_DIRECTIONS_: Please print the full listing exactly.

_ENTRIES PROVIDED_:
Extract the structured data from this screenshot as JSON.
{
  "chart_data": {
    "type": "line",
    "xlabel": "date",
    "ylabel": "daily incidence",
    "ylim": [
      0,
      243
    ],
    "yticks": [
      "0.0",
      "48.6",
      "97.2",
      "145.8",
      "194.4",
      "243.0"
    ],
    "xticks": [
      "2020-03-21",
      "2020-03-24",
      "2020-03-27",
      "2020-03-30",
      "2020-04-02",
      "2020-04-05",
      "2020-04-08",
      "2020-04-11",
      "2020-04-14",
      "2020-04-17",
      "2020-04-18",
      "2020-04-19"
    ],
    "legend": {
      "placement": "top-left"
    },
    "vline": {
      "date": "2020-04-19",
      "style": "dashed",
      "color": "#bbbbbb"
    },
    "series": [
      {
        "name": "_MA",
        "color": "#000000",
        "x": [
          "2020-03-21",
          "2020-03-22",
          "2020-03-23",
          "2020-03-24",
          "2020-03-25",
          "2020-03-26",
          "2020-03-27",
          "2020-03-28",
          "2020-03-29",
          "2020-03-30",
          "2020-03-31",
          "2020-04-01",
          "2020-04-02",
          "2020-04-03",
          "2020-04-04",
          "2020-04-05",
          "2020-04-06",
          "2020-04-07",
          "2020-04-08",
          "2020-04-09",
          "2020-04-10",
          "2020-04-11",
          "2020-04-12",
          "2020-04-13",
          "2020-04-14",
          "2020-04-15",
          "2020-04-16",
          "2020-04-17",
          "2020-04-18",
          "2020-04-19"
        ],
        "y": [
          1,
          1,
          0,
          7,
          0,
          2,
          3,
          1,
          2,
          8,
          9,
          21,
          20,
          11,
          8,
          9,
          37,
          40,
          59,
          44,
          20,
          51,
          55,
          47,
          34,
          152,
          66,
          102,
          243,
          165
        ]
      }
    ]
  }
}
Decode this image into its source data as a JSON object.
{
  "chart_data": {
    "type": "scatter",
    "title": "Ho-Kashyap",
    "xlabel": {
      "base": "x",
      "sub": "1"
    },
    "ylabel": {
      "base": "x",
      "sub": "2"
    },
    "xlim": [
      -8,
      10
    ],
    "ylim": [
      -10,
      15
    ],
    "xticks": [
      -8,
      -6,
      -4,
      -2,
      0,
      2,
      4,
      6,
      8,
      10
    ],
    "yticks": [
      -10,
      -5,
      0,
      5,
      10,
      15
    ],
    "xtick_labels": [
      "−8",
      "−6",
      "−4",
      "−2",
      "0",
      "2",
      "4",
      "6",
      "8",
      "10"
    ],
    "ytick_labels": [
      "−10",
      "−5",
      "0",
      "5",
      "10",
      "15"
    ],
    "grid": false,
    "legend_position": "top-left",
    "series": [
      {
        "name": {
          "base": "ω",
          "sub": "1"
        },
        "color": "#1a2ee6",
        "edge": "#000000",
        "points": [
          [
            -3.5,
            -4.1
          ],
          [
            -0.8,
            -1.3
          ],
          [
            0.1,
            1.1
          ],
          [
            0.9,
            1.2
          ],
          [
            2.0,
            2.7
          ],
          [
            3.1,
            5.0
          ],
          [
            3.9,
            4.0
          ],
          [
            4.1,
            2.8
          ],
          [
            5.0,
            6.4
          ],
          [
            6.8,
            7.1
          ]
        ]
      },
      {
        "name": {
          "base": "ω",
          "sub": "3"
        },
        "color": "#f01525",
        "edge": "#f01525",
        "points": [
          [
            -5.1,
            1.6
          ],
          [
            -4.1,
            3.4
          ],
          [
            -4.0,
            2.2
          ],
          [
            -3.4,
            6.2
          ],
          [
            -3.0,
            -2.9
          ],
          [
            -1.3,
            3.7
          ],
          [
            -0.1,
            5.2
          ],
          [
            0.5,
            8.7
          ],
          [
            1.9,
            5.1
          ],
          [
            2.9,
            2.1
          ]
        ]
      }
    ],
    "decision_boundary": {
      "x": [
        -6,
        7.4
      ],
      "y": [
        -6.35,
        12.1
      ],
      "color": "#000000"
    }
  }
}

_COMPLETE RESPONSE_:
Extract the structured data from this screenshot as JSON.
{
  "chart_data": {
    "type": "line",
    "xlabel": "date",
    "ylabel": "daily incidence",
    "ylim": [
      0,
      243
    ],
    "yticks": [
      "0.0",
      "48.6",
      "97.2",
      "145.8",
      "194.4",
      "243.0"
    ],
    "xticks": [
      "2020-03-21",
      "2020-03-24",
      "2020-03-27",
      "2020-03-30",
      "2020-04-02",
      "2020-04-05",
      "2020-04-08",
      "2020-04-11",
      "2020-04-14",
      "2020-04-17",
      "2020-04-18",
      "2020-04-19"
    ],
    "legend": {
      "placement": "top-left"
    },
    "vline": {
      "date": "2020-04-19",
      "style": "dashed",
      "color": "#bbbbbb"
    },
    "series": [
      {
        "name": "_MA",
        "color": "#000000",
        "x": [
          "2020-03-21",
          "2020-03-22",
          "2020-03-23",
          "2020-03-24",
          "2020-03-25",
          "2020-03-26",
          "2020-03-27",
          "2020-03-28",
          "2020-03-29",
          "2020-03-30",
          "2020-03-31",
          "2020-04-01",
          "2020-04-02",
          "2020-04-03",
          "2020-04-04",
          "2020-04-05",
          "2020-04-06",
          "2020-04-07",
          "2020-04-08",
          "2020-04-09",
          "2020-04-10",
          "2020-04-11",
          "2020-04-12",
          "2020-04-13",
          "2020-04-14",
          "2020-04-15",
          "2020-04-16",
          "2020-04-17",
          "2020-04-18",
          "2020-04-19"
        ],
        "y": [
          1,
          1,
          0,
          7,
          0,
          2,
          3,
          1,
          2,
          8,
          9,
          21,
          20,
          11,
          8,
          9,
          37,
          40,
          59,
          44,
          20,
          51,
          55,
          47,
          34,
          152,
          66,
          102,
          243,
          165
        ]
      }
    ]
  }
}
Decode this image into its source data as a JSON object.
{
  "chart_data": {
    "type": "scatter",
    "title": "Ho-Kashyap",
    "xlabel": {
      "base": "x",
      "sub": "1"
    },
    "ylabel": {
      "base": "x",
      "sub": "2"
    },
    "xlim": [
      -8,
      10
    ],
    "ylim": [
      -10,
      15
    ],
    "xticks": [
      -8,
      -6,
      -4,
      -2,
      0,
      2,
      4,
      6,
      8,
      10
    ],
    "yticks": [
      -10,
      -5,
      0,
      5,
      10,
      15
    ],
    "xtick_labels": [
      "−8",
      "−6",
      "−4",
      "−2",
      "0",
      "2",
      "4",
      "6",
      "8",
      "10"
    ],
    "ytick_labels": [
      "−10",
      "−5",
      "0",
      "5",
      "10",
      "15"
    ],
    "grid": false,
    "legend_position": "top-left",
    "series": [
      {
        "name": {
          "base": "ω",
          "sub": "1"
        },
        "color": "#1a2ee6",
        "edge": "#000000",
        "points": [
          [
            -3.5,
            -4.1
          ],
          [
            -0.8,
            -1.3
          ],
          [
            0.1,
            1.1
          ],
          [
            0.9,
            1.2
          ],
          [
            2.0,
            2.7
          ],
          [
            3.1,
            5.0
          ],
          [
            3.9,
            4.0
          ],
          [
            4.1,
            2.8
          ],
          [
            5.0,
            6.4
          ],
          [
            6.8,
            7.1
          ]
        ]
      },
      {
        "name": {
          "base": "ω",
          "sub": "3"
        },
        "color": "#f01525",
        "edge": "#f01525",
        "points": [
          [
            -5.1,
            1.6
          ],
          [
            -4.1,
            3.4
          ],
          [
            -4.0,
            2.2
          ],
          [
            -3.4,
            6.2
          ],
          [
            -3.0,
            -2.9
          ],
          [
            -1.3,
            3.7
          ],
          [
            -0.1,
            5.2
          ],
          [
            0.5,
            8.7
          ],
          [
            1.9,
            5.1
          ],
          [
            2.9,
            2.1
          ]
        ]
      }
    ],
    "decision_boundary": {
      "x": [
        -6,
        7.4
      ],
      "y": [
        -6.35,
        12.1
      ],
      "color": "#000000"
    }
  }
}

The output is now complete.